__What to do__:
Quote the full listing word for word.
** START OF Source data **
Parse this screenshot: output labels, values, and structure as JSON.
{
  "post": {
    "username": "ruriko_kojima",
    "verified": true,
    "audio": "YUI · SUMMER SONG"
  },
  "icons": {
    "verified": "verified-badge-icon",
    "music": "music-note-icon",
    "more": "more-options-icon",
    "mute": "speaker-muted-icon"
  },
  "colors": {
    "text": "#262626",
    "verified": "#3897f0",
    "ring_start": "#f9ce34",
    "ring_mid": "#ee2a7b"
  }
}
** END OF Source data **
__Exercise result__:
Parse this screenshot: output labels, values, and structure as JSON.
{
  "post": {
    "username": "ruriko_kojima",
    "verified": true,
    "audio": "YUI · SUMMER SONG"
  },
  "icons": {
    "verified": "verified-badge-icon",
    "music": "music-note-icon",
    "more": "more-options-icon",
    "mute": "speaker-muted-icon"
  },
  "colors": {
    "text": "#262626",
    "verified": "#3897f0",
    "ring_start": "#f9ce34",
    "ring_mid": "#ee2a7b"
  }
}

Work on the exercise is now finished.